━━━ Material shown ━━━

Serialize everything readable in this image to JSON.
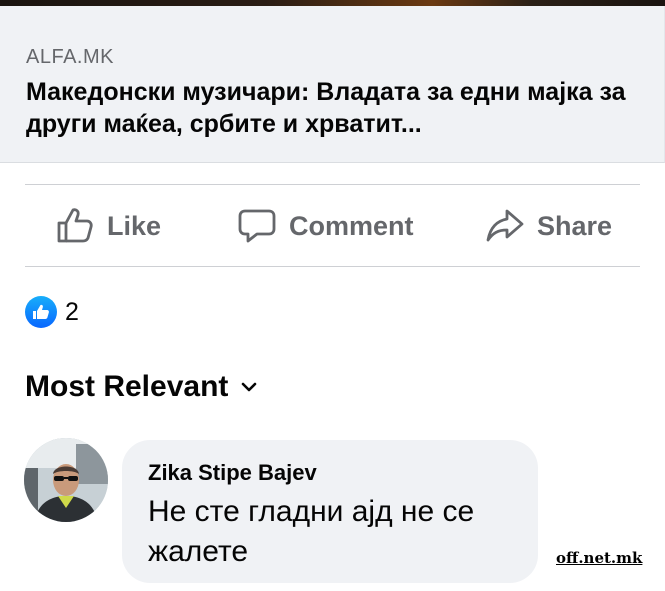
{
  "link_preview": {
    "domain": "ALFA.MK",
    "title": "Македонски музичари: Владата за едни мајка за други маќеа, србите и хрватит..."
  },
  "actions": {
    "like_label": "Like",
    "comment_label": "Comment",
    "share_label": "Share"
  },
  "reactions": {
    "count": "2",
    "icon": "thumbs-up-icon",
    "color": "#1877f2"
  },
  "comments_section": {
    "sort_label": "Most Relevant",
    "sort_icon": "chevron-down-icon"
  },
  "comment": {
    "author": "Zika Stipe Bajev",
    "text": "Не сте гладни ајд не се жалете"
  },
  "watermark": "off.net.mk",
  "colors": {
    "secondary_text": "#65676b",
    "primary_text": "#050505",
    "bubble_bg": "#f0f2f5",
    "brand_blue": "#0866ff"
  }
}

━━━

● What is needed: Pictures stay out; reproduce every line of the records exactly.

● Answer to the exercise:
Serialize everything readable in this image to JSON.
{
  "link_preview": {
    "domain": "ALFA.MK",
    "title": "Македонски музичари: Владата за едни мајка за други маќеа, србите и хрватит..."
  },
  "actions": {
    "like_label": "Like",
    "comment_label": "Comment",
    "share_label": "Share"
  },
  "reactions": {
    "count": "2",
    "icon": "thumbs-up-icon",
    "color": "#1877f2"
  },
  "comments_section": {
    "sort_label": "Most Relevant",
    "sort_icon": "chevron-down-icon"
  },
  "comment": {
    "author": "Zika Stipe Bajev",
    "text": "Не сте гладни ајд не се жалете"
  },
  "watermark": "off.net.mk",
  "colors": {
    "secondary_text": "#65676b",
    "primary_text": "#050505",
    "bubble_bg": "#f0f2f5",
    "brand_blue": "#0866ff"
  }
}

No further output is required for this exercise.